● **DIRECTIVE**
Reproduce the records below, switching every occurrence of "legend-swatch" to "legend-marker" and leaving everything else unchanged. Omit the pictures from your answer.

● **TASK DATA**
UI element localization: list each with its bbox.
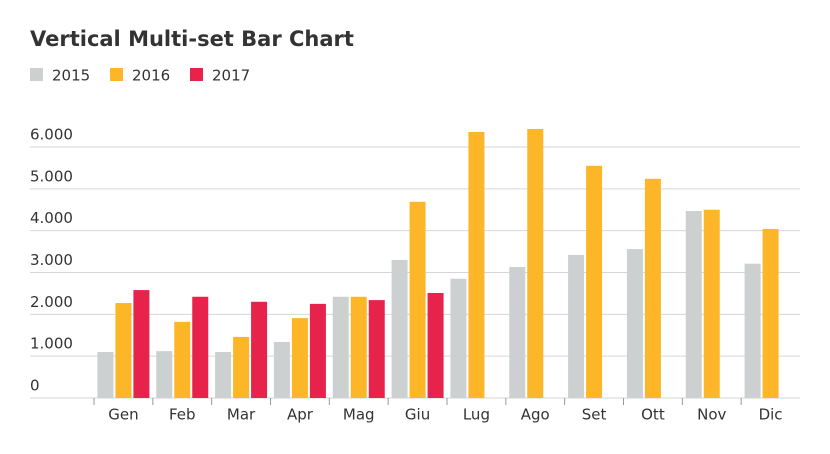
legend-label: 2015 xyxy=(52,67,90,85)
x-tick-label: Feb xyxy=(169,406,196,424)
x-tick-label: Set xyxy=(582,406,607,424)
bar xyxy=(174,321,191,398)
y-tick-label: 6.000 xyxy=(30,126,73,144)
x-tick-label: Dic xyxy=(759,406,783,424)
x-tick-label: Giu xyxy=(405,406,430,424)
chart-title: Vertical Multi-set Bar Chart xyxy=(30,27,354,51)
bar xyxy=(586,165,603,398)
x-tick-label: Ago xyxy=(521,406,550,424)
y-tick-label: 0 xyxy=(30,377,40,395)
bar xyxy=(115,303,132,398)
y-tick-label: 2.000 xyxy=(30,293,73,311)
legend-swatch xyxy=(30,68,43,81)
bar xyxy=(251,301,268,398)
x-tick-label: Apr xyxy=(287,406,314,424)
y-tick-label: 4.000 xyxy=(30,209,73,227)
bar xyxy=(332,296,349,398)
bar xyxy=(450,278,467,398)
bar xyxy=(391,259,408,398)
bar xyxy=(427,292,444,398)
bar xyxy=(97,351,114,398)
x-tick-label: Nov xyxy=(697,406,726,424)
bar xyxy=(626,249,643,398)
x-tick-label: Mar xyxy=(227,406,256,424)
bar xyxy=(350,296,367,398)
bar xyxy=(368,300,385,398)
bar xyxy=(309,303,326,398)
y-tick-label: 1.000 xyxy=(30,335,73,353)
x-tick-label: Mag xyxy=(343,406,375,424)
bar xyxy=(568,254,585,398)
bar xyxy=(744,263,761,398)
bar xyxy=(509,267,526,398)
bar xyxy=(468,131,485,398)
x-tick-label: Gen xyxy=(108,406,138,424)
legend-label: 2016 xyxy=(132,67,170,85)
bar xyxy=(192,296,209,398)
bar xyxy=(215,351,232,398)
bar xyxy=(685,211,702,398)
y-tick-label: 3.000 xyxy=(30,251,73,269)
bar xyxy=(273,341,290,398)
legend-swatch xyxy=(190,68,203,81)
bar xyxy=(156,351,173,398)
legend-label: 2017 xyxy=(212,67,250,85)
bar xyxy=(409,201,426,398)
bar xyxy=(527,129,544,399)
x-tick-label: Ott xyxy=(641,406,665,424)
bar xyxy=(233,336,250,398)
y-tick-label: 5.000 xyxy=(30,167,73,185)
x-tick-label: Lug xyxy=(463,406,490,424)
bar xyxy=(644,178,661,398)
bar xyxy=(762,228,779,398)
bar xyxy=(291,318,308,398)
legend-swatch xyxy=(110,68,123,81)
bar xyxy=(133,290,150,398)
bar xyxy=(703,209,720,398)
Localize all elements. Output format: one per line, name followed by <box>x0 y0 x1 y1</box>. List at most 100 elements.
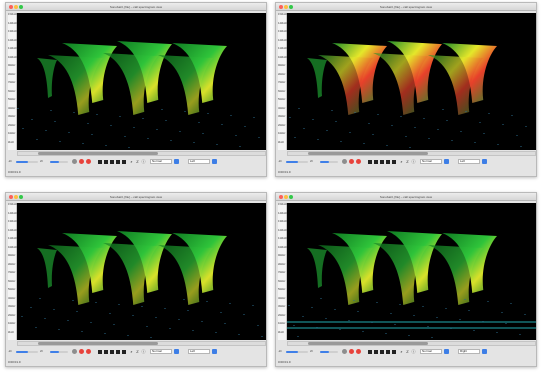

● **THE OUTPUT**
UI element localization: list each with its bbox.
legend-label: 2015 xyxy=(52,67,90,85)
x-tick-label: Feb xyxy=(169,406,196,424)
x-tick-label: Set xyxy=(582,406,607,424)
bar xyxy=(174,321,191,398)
y-tick-label: 6.000 xyxy=(30,126,73,144)
x-tick-label: Dic xyxy=(759,406,783,424)
x-tick-label: Giu xyxy=(405,406,430,424)
chart-title: Vertical Multi-set Bar Chart xyxy=(30,27,354,51)
bar xyxy=(586,165,603,398)
x-tick-label: Ago xyxy=(521,406,550,424)
y-tick-label: 0 xyxy=(30,377,40,395)
bar xyxy=(115,303,132,398)
y-tick-label: 2.000 xyxy=(30,293,73,311)
legend-marker xyxy=(30,68,43,81)
bar xyxy=(251,301,268,398)
x-tick-label: Apr xyxy=(287,406,314,424)
y-tick-label: 4.000 xyxy=(30,209,73,227)
bar xyxy=(332,296,349,398)
bar xyxy=(450,278,467,398)
bar xyxy=(391,259,408,398)
bar xyxy=(427,292,444,398)
bar xyxy=(97,351,114,398)
x-tick-label: Nov xyxy=(697,406,726,424)
bar xyxy=(626,249,643,398)
x-tick-label: Mar xyxy=(227,406,256,424)
bar xyxy=(350,296,367,398)
bar xyxy=(368,300,385,398)
bar xyxy=(309,303,326,398)
y-tick-label: 1.000 xyxy=(30,335,73,353)
x-tick-label: Mag xyxy=(343,406,375,424)
bar xyxy=(568,254,585,398)
bar xyxy=(744,263,761,398)
bar xyxy=(509,267,526,398)
bar xyxy=(468,131,485,398)
x-tick-label: Gen xyxy=(108,406,138,424)
legend-label: 2016 xyxy=(132,67,170,85)
bar xyxy=(192,296,209,398)
bar xyxy=(215,351,232,398)
bar xyxy=(685,211,702,398)
y-tick-label: 3.000 xyxy=(30,251,73,269)
bar xyxy=(273,341,290,398)
legend-marker xyxy=(190,68,203,81)
bar xyxy=(156,351,173,398)
legend-label: 2017 xyxy=(212,67,250,85)
bar xyxy=(409,201,426,398)
bar xyxy=(527,129,544,399)
x-tick-label: Ott xyxy=(641,406,665,424)
bar xyxy=(233,336,250,398)
y-tick-label: 5.000 xyxy=(30,167,73,185)
x-tick-label: Lug xyxy=(463,406,490,424)
bar xyxy=(644,178,661,398)
bar xyxy=(762,228,779,398)
bar xyxy=(291,318,308,398)
legend-marker xyxy=(110,68,123,81)
bar xyxy=(133,290,150,398)
bar xyxy=(703,209,720,398)
Localize all elements. Output format: one per line, name followed by <box>x0 y0 x1 y1</box>. List at most 100 elements.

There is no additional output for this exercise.